● DIRECTIVE:
Starting at the line that contains "What data populates", copy each line through the final one exactly as written.

● AVAILABLE DATA:

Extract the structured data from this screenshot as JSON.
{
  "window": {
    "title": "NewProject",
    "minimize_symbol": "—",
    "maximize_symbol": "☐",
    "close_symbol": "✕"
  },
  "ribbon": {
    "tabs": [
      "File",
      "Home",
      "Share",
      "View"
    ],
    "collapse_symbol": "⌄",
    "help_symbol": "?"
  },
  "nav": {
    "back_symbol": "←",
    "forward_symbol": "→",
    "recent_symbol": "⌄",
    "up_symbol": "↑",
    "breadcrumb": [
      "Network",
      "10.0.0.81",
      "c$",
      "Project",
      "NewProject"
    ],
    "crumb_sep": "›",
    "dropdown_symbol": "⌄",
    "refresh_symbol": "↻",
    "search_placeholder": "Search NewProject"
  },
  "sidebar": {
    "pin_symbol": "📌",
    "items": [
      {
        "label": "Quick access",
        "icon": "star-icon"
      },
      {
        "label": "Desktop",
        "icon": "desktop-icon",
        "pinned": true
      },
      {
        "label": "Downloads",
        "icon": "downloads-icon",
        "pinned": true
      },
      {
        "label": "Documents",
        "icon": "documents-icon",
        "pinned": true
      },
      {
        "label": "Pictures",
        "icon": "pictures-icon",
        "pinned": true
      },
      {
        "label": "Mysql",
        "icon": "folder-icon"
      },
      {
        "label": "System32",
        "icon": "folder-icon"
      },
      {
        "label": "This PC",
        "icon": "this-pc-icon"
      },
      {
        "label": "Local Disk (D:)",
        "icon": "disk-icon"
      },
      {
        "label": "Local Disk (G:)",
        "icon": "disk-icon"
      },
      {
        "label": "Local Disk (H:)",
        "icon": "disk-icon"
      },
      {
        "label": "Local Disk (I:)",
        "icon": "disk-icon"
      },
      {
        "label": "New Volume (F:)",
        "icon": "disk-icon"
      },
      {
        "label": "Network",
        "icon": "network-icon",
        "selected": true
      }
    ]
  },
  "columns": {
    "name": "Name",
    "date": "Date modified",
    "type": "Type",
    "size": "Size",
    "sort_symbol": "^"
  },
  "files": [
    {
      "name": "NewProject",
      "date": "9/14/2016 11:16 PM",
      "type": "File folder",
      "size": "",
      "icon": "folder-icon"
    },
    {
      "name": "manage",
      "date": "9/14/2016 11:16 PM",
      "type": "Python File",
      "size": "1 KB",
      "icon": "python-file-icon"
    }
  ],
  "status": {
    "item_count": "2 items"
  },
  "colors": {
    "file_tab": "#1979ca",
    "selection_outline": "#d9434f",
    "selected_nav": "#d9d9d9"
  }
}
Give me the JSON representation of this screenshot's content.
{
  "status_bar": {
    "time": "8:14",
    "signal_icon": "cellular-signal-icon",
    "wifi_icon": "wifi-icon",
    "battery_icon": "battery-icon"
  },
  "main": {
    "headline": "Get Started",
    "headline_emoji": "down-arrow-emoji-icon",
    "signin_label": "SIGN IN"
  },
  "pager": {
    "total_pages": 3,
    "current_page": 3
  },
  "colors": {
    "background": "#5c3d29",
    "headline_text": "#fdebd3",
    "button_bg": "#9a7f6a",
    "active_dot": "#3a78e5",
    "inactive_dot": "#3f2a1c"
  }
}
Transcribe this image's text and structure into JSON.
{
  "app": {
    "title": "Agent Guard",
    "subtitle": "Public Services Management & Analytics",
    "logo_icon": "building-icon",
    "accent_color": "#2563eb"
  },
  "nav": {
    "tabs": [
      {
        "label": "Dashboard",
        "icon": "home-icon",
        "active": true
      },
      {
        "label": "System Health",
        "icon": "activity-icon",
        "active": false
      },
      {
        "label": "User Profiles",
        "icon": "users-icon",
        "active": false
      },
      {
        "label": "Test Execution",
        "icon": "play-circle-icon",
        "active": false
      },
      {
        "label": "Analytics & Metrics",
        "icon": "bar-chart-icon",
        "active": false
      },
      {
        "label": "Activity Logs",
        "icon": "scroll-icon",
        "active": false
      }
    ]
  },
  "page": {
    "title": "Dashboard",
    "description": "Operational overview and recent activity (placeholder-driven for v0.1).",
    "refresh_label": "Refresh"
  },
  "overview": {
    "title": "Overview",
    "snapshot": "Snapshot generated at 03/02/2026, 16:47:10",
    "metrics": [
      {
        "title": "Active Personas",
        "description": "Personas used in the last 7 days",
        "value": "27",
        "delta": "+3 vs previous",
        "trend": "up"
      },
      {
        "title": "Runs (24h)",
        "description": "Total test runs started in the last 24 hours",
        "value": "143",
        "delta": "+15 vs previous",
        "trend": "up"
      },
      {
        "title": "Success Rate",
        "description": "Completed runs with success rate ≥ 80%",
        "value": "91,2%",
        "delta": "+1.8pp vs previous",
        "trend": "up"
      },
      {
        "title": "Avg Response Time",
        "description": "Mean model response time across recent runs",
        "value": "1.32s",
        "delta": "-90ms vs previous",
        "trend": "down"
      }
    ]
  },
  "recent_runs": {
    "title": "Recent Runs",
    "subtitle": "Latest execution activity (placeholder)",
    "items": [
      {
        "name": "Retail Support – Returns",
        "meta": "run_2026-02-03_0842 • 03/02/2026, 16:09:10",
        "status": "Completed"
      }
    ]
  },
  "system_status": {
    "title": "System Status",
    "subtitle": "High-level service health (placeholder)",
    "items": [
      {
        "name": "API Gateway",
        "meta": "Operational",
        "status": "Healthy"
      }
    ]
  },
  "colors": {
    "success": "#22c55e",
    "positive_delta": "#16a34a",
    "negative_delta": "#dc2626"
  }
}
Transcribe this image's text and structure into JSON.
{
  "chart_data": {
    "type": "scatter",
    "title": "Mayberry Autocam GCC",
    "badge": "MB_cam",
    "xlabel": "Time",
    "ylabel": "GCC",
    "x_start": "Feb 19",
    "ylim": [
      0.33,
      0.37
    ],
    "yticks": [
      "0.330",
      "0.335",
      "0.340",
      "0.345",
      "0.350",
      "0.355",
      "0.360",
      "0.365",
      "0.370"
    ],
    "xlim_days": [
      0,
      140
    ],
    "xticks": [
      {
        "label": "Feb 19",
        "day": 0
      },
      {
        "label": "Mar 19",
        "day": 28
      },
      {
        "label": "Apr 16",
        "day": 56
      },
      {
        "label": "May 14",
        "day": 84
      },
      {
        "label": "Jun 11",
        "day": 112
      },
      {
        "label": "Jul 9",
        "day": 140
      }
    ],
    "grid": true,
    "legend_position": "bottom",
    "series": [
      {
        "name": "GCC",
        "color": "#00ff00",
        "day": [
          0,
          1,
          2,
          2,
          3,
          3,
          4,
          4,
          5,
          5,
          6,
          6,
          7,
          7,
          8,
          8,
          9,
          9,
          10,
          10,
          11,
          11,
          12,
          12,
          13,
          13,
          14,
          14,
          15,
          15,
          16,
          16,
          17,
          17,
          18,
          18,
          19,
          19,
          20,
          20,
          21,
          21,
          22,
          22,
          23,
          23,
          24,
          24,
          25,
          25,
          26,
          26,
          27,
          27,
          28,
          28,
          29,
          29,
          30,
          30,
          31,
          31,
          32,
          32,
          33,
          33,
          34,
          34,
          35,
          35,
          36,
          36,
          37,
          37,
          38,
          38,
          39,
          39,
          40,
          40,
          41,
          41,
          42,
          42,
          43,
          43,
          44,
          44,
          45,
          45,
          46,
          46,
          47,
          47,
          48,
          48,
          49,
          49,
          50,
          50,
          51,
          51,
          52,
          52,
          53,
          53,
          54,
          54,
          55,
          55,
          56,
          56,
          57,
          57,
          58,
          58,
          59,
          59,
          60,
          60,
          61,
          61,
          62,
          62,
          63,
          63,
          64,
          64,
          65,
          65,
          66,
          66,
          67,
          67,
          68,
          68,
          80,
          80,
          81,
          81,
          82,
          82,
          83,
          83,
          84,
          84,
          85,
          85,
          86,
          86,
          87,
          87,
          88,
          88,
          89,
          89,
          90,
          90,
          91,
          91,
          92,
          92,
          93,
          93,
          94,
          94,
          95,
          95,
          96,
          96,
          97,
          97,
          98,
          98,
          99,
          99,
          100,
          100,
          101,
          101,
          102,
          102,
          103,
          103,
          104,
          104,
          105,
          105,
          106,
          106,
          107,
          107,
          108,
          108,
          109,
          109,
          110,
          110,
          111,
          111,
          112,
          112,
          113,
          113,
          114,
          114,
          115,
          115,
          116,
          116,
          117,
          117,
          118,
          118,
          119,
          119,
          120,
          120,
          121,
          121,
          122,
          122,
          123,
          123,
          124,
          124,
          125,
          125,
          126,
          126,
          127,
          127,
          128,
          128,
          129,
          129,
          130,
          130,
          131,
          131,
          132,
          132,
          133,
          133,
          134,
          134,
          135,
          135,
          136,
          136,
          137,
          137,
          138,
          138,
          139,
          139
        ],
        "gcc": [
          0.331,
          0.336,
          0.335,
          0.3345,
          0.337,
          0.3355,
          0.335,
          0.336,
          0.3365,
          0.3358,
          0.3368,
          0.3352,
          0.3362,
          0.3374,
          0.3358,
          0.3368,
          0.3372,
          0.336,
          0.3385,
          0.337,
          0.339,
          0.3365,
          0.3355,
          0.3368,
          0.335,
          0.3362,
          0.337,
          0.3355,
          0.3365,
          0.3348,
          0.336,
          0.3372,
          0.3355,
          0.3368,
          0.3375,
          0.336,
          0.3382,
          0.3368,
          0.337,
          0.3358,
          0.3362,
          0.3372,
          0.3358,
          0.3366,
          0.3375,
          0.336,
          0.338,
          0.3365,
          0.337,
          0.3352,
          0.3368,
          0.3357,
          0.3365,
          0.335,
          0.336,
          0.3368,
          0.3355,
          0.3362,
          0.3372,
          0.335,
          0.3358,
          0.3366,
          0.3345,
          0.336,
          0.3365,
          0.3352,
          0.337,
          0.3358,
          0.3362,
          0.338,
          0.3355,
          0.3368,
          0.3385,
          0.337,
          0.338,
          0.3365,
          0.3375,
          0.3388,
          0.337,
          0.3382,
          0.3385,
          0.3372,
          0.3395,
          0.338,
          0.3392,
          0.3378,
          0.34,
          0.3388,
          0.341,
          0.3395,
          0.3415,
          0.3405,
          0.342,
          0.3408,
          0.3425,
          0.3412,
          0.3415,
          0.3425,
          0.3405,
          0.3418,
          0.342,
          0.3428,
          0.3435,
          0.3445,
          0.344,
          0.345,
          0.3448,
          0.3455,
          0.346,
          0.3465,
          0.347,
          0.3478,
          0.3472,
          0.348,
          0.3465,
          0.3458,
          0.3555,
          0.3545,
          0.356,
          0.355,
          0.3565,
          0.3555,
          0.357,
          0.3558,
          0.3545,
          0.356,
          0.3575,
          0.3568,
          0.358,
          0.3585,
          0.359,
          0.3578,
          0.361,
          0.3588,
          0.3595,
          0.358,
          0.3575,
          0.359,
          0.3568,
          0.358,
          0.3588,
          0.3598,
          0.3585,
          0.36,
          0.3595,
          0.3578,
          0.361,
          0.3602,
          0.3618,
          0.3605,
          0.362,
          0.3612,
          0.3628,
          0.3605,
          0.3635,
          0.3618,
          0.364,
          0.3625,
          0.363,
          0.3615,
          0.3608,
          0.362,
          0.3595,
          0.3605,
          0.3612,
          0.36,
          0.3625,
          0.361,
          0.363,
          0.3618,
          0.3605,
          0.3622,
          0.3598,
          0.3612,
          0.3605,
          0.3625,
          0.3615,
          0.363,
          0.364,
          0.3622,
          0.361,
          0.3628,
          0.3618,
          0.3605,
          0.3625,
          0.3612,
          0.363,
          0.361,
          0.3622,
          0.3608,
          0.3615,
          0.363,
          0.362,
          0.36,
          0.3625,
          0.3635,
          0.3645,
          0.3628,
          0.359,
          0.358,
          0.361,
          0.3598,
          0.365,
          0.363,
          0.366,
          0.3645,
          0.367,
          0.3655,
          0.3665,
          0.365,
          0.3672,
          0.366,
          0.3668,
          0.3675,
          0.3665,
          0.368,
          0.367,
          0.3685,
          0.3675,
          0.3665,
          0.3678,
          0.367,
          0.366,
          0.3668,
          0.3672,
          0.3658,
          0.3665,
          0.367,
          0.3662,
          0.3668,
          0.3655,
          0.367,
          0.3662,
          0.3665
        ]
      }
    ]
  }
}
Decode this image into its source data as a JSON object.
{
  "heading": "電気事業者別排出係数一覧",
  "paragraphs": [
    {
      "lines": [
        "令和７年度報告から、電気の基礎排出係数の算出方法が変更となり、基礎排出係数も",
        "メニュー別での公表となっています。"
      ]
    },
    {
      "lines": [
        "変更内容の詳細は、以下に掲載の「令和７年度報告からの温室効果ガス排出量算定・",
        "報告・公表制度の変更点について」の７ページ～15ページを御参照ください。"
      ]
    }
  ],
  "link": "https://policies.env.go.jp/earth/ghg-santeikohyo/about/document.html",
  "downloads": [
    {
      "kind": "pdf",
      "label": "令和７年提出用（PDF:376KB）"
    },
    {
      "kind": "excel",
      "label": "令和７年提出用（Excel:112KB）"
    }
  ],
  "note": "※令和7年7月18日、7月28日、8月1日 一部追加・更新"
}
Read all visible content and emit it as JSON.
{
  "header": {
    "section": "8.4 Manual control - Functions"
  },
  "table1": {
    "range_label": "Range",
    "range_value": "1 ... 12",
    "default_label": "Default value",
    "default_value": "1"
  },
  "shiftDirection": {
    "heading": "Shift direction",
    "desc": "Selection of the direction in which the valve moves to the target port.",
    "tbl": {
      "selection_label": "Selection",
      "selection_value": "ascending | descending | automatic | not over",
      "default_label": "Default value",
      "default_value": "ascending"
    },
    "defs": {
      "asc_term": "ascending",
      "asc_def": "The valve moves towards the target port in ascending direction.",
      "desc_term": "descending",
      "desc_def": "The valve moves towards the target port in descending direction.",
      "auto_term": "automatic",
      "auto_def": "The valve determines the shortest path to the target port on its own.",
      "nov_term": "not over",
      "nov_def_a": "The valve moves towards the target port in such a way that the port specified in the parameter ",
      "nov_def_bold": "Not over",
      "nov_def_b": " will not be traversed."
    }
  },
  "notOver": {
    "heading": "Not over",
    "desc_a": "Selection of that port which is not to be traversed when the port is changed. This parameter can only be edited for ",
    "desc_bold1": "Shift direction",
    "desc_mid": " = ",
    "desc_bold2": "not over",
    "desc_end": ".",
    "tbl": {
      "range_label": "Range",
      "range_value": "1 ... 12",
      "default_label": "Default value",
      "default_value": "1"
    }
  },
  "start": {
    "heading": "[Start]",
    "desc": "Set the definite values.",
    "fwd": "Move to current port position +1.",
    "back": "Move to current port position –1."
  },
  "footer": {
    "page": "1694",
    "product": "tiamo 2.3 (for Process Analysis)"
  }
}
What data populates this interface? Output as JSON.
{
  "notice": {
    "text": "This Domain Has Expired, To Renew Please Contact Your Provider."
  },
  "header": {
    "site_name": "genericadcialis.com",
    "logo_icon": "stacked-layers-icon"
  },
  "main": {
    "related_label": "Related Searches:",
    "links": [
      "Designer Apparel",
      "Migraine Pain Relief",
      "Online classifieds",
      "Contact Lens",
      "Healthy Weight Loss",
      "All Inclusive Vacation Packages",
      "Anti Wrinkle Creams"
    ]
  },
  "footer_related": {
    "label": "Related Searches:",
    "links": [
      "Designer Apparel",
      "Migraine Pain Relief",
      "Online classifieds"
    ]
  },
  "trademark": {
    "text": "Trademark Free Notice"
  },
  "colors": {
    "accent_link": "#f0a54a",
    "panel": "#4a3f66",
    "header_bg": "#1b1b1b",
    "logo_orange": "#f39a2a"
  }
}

● THE OUTPUT:
What data populates this interface? Output as JSON.
{
  "notice": {
    "text": "This Domain Has Expired, To Renew Please Contact Your Provider."
  },
  "header": {
    "site_name": "genericadcialis.com",
    "logo_icon": "stacked-layers-icon"
  },
  "main": {
    "related_label": "Related Searches:",
    "links": [
      "Designer Apparel",
      "Migraine Pain Relief",
      "Online classifieds",
      "Contact Lens",
      "Healthy Weight Loss",
      "All Inclusive Vacation Packages",
      "Anti Wrinkle Creams"
    ]
  },
  "footer_related": {
    "label": "Related Searches:",
    "links": [
      "Designer Apparel",
      "Migraine Pain Relief",
      "Online classifieds"
    ]
  },
  "trademark": {
    "text": "Trademark Free Notice"
  },
  "colors": {
    "accent_link": "#f0a54a",
    "panel": "#4a3f66",
    "header_bg": "#1b1b1b",
    "logo_orange": "#f39a2a"
  }
}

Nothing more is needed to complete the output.